** start Document text **

September 05, 2009

1950's Documentaries: Doing Gender Well

Okay, so I read my last entry, Girl At Mirror, and fessed up to my self-indulgence whining about a simpler time. An easier time. A time when sex determined a person's future and if you wanted to fit in and be happy, you'd best memorize your gender lessons well. Sexual stereotyping was easy for me, though. I was a heterosexual, white, middle-classed, intelligent, cute, and a definitely feminine female. Therein lies my freedom to wax nostalgic about a 1950's childhood while denying the bitter reality of oppression.

For those young'uns reading my memoirs, (you poor dears!) maybe you're curious about the brainwashing we 50's folks accepted as the gospel truth. Girls like myself were devoted to doing our gender appropriately. After all, you didn't wanna make father, who knows best, uncomfortable.

This ten-minute movie typifies the educational films we were subjected to during my grade school education. We were also taught to duck-and-cover should a nuclear bomb explode in our town, not to mention the terrifying drills interrupting classroom lectures. Without warning, a central alarm blasted loudly enough and repetitively enough for a first-grader to develop PTSD by the time she made it to fifth grade. But that's beside the point. Although maybe there is a connection to having THE LIVING DAYLIGHTS scared out of you and then assuming a girl needed a protector, like a man, to keep her safe from bad people. We all knew that should a bomb land on our school, boys would take off their coats and shelter girls huddled like bunny rabbits under their desks.

Anyway, being a teacher's-pet-type of student, I dutifully paid strict attention to the minutest of details in every film on how to please the man of the house and thus do family 'right'. Why oh why wasn't I blessed with ADHD like other siblings?

** end Document text **

Set exercise – Rewrite the part of the blog entry that opens with the words "September 05, 2009" and closes with "reality of oppression.", changing "nostalgic" to "wistful".

** start Dataset excerpt **

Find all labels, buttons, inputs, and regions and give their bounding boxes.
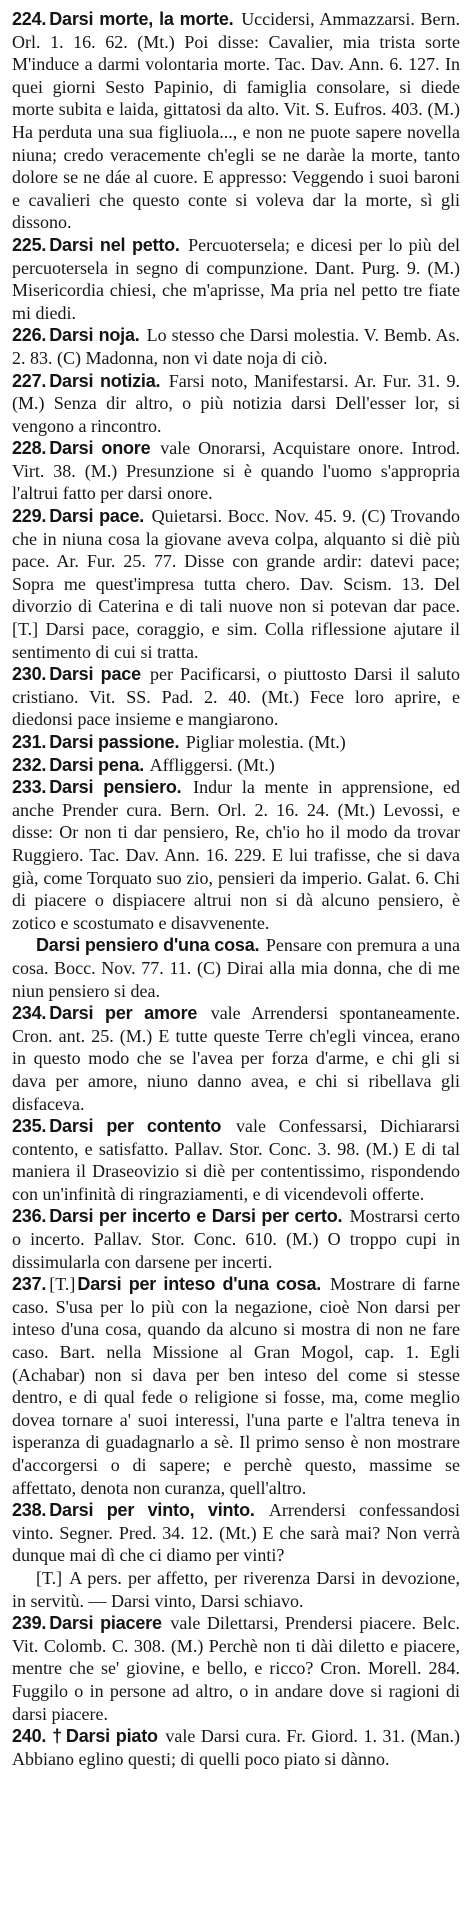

** end Dataset excerpt **

Solution for this task –
September 05, 2009

1950's Documentaries: Doing Gender Well

Okay, so I read my last entry, Girl At Mirror, and fessed up to my self-indulgence whining about a simpler time. An easier time. A time when sex determined a person's future and if you wanted to fit in and be happy, you'd best memorize your gender lessons well. Sexual stereotyping was easy for me, though. I was a heterosexual, white, middle-classed, intelligent, cute, and a definitely feminine female. Therein lies my freedom to wax wistful about a 1950's childhood while denying the bitter reality of oppression.